Exercise: Retype the stretch of the material from the line containing "radio-button[interactable] xyxy=(63,151,76,164)" through the end of the material, copying each line exactly.

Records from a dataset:
---

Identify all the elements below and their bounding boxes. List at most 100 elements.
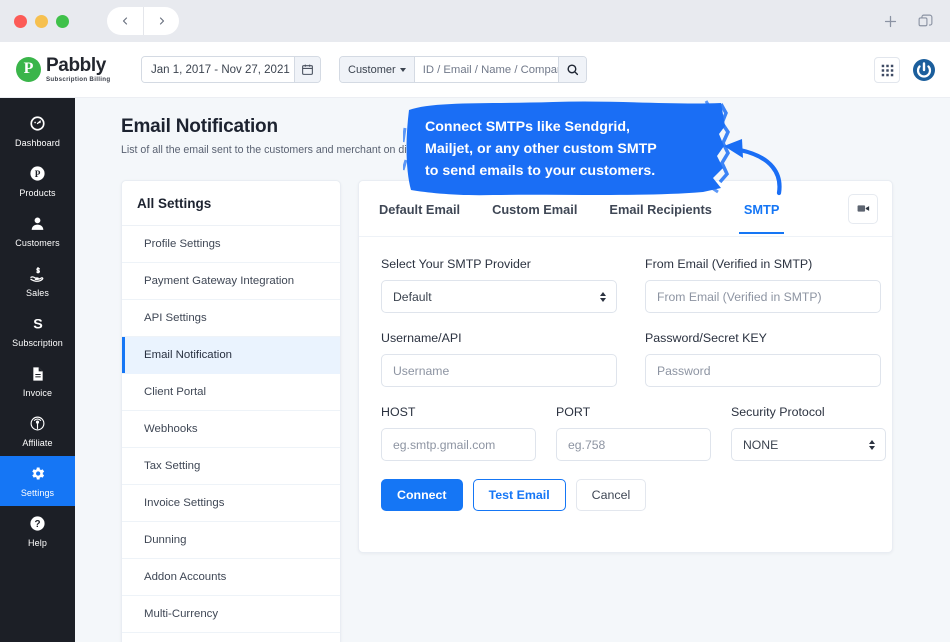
app-header: P Pabbly Subscription Billing Jan 1, 201… [0, 42, 950, 98]
logo-brand-subtitle: Subscription Billing [46, 77, 110, 83]
field-from-email: From Email (Verified in SMTP) [645, 257, 881, 313]
back-chevron-icon [119, 15, 131, 27]
sidebar-item-help[interactable]: ? Help [0, 506, 75, 556]
label-username: Username/API [381, 331, 617, 345]
settings-item-payment-gateway-integration[interactable]: Payment Gateway Integration [122, 263, 340, 300]
select-smtp-provider[interactable]: Default [381, 280, 617, 313]
sidebar-item-settings[interactable]: Settings [0, 456, 75, 506]
select-security-protocol[interactable]: NONE [731, 428, 886, 461]
app-body: Dashboard P Products Customers Sales S S… [0, 98, 950, 642]
video-tutorial-button[interactable] [848, 194, 878, 224]
settings-item-invoice-settings[interactable]: Invoice Settings [122, 485, 340, 522]
input-port[interactable] [556, 428, 711, 461]
panel-tabs: Default Email Custom Email Email Recipie… [359, 181, 892, 237]
user-icon [29, 215, 46, 233]
tab-default-email[interactable]: Default Email [379, 184, 460, 233]
settings-item-profile-settings[interactable]: Profile Settings [122, 226, 340, 263]
speedometer-icon [29, 115, 46, 133]
sidebar-label: Products [19, 188, 55, 198]
question-circle-icon: ? [29, 515, 46, 533]
sidebar-label: Affiliate [22, 438, 52, 448]
settings-item-addon-accounts[interactable]: Addon Accounts [122, 559, 340, 596]
search-button[interactable] [558, 57, 586, 82]
all-settings-heading: All Settings [122, 181, 340, 226]
document-icon [30, 365, 46, 383]
date-range-picker[interactable]: Jan 1, 2017 - Nov 27, 2021 [141, 56, 321, 83]
hand-money-icon [29, 265, 47, 283]
affiliate-node-icon [29, 415, 46, 433]
calendar-button[interactable] [294, 57, 320, 82]
sidebar-item-dashboard[interactable]: Dashboard [0, 106, 75, 156]
svg-text:?: ? [34, 519, 40, 530]
field-password: Password/Secret KEY [645, 331, 881, 387]
gear-icon [29, 465, 46, 483]
customer-search: Customer [339, 56, 587, 83]
back-button[interactable] [107, 7, 143, 35]
svg-text:P: P [35, 169, 41, 179]
settings-item-client-portal[interactable]: Client Portal [122, 374, 340, 411]
sidebar-label: Invoice [23, 388, 52, 398]
apps-grid-button[interactable] [874, 57, 900, 83]
sidebar-item-products[interactable]: P Products [0, 156, 75, 206]
label-from-email: From Email (Verified in SMTP) [645, 257, 881, 271]
maximize-window-button[interactable] [56, 15, 69, 28]
chevron-down-icon [400, 68, 406, 72]
smtp-form: Select Your SMTP Provider Default From E… [359, 237, 892, 511]
logout-button[interactable] [912, 58, 936, 82]
main-sidebar: Dashboard P Products Customers Sales S S… [0, 98, 75, 642]
grid-apps-icon [881, 64, 894, 77]
pabbly-logo[interactable]: P Pabbly Subscription Billing [16, 56, 120, 83]
close-window-button[interactable] [14, 15, 27, 28]
sidebar-label: Subscription [12, 338, 63, 348]
form-row-provider: Select Your SMTP Provider Default From E… [381, 257, 870, 313]
settings-item-email-notification[interactable]: Email Notification [122, 337, 340, 374]
copy-icon[interactable] [917, 13, 934, 30]
tab-email-recipients[interactable]: Email Recipients [609, 184, 711, 233]
sidebar-item-affiliate[interactable]: Affiliate [0, 406, 75, 456]
field-smtp-provider: Select Your SMTP Provider Default [381, 257, 617, 313]
search-filter-dropdown[interactable]: Customer [340, 57, 415, 82]
settings-item-tax-setting[interactable]: Tax Setting [122, 448, 340, 485]
sidebar-item-invoice[interactable]: Invoice [0, 356, 75, 406]
sidebar-label: Help [28, 538, 47, 548]
input-from-email[interactable] [645, 280, 881, 313]
titlebar-actions [882, 0, 934, 42]
field-username: Username/API [381, 331, 617, 387]
tab-smtp[interactable]: SMTP [744, 184, 780, 233]
settings-item-multi-currency[interactable]: Multi-Currency [122, 596, 340, 633]
tab-custom-email[interactable]: Custom Email [492, 184, 577, 233]
label-password: Password/Secret KEY [645, 331, 881, 345]
plus-icon[interactable] [882, 13, 899, 30]
input-password[interactable] [645, 354, 881, 387]
sidebar-item-subscription[interactable]: S Subscription [0, 306, 75, 356]
label-smtp-provider: Select Your SMTP Provider [381, 257, 617, 271]
field-host: HOST [381, 405, 536, 461]
calendar-icon [301, 63, 314, 76]
settings-item-webhooks[interactable]: Webhooks [122, 411, 340, 448]
settings-item-api-settings[interactable]: API Settings [122, 300, 340, 337]
page-title: Email Notification [121, 116, 950, 138]
page-subtitle: List of all the email sent to the custom… [121, 144, 950, 156]
settings-item-custom-domain[interactable]: Custom Domain [122, 633, 340, 642]
settings-item-dunning[interactable]: Dunning [122, 522, 340, 559]
minimize-window-button[interactable] [35, 15, 48, 28]
sidebar-item-customers[interactable]: Customers [0, 206, 75, 256]
input-host[interactable] [381, 428, 536, 461]
cancel-button[interactable]: Cancel [576, 479, 647, 511]
sidebar-item-sales[interactable]: Sales [0, 256, 75, 306]
sidebar-label: Sales [26, 288, 49, 298]
forward-button[interactable] [143, 7, 179, 35]
input-username[interactable] [381, 354, 617, 387]
forward-chevron-icon [156, 15, 168, 27]
sidebar-label: Dashboard [15, 138, 60, 148]
page-header: Email Notification List of all the email… [75, 98, 950, 168]
logo-brand-name: Pabbly [46, 56, 110, 75]
search-icon [566, 63, 579, 76]
date-range-value: Jan 1, 2017 - Nov 27, 2021 [142, 57, 294, 82]
updown-arrows-icon [869, 440, 875, 450]
pabbly-logo-text: Pabbly Subscription Billing [46, 56, 110, 83]
connect-button[interactable]: Connect [381, 479, 463, 511]
test-email-button[interactable]: Test Email [473, 479, 566, 511]
search-input[interactable] [415, 57, 558, 82]
label-host: HOST [381, 405, 536, 419]
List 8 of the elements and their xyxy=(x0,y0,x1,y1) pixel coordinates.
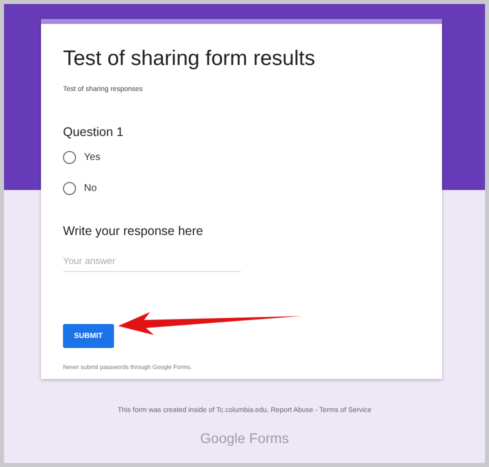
radio-button[interactable] xyxy=(63,151,76,164)
option-label: Yes xyxy=(84,151,100,166)
radio-button[interactable] xyxy=(63,182,76,196)
question-title: Write your response here xyxy=(63,223,204,240)
option-label: No xyxy=(84,182,97,196)
question-title: Question 1 xyxy=(63,124,124,141)
google-forms-logo: Google Forms xyxy=(199,428,290,448)
form-title: Test of sharing form results xyxy=(63,46,316,72)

---

Expected answer:
radio-button[interactable] xyxy=(63,151,76,164)
option-label: Yes xyxy=(84,151,100,166)
radio-button[interactable] xyxy=(63,182,76,196)
question-title: Write your response here xyxy=(63,223,204,240)
option-label: No xyxy=(84,182,97,196)
question-title: Question 1 xyxy=(63,124,124,141)
google-forms-logo: Google Forms xyxy=(199,428,290,448)
form-title: Test of sharing form results xyxy=(63,46,316,72)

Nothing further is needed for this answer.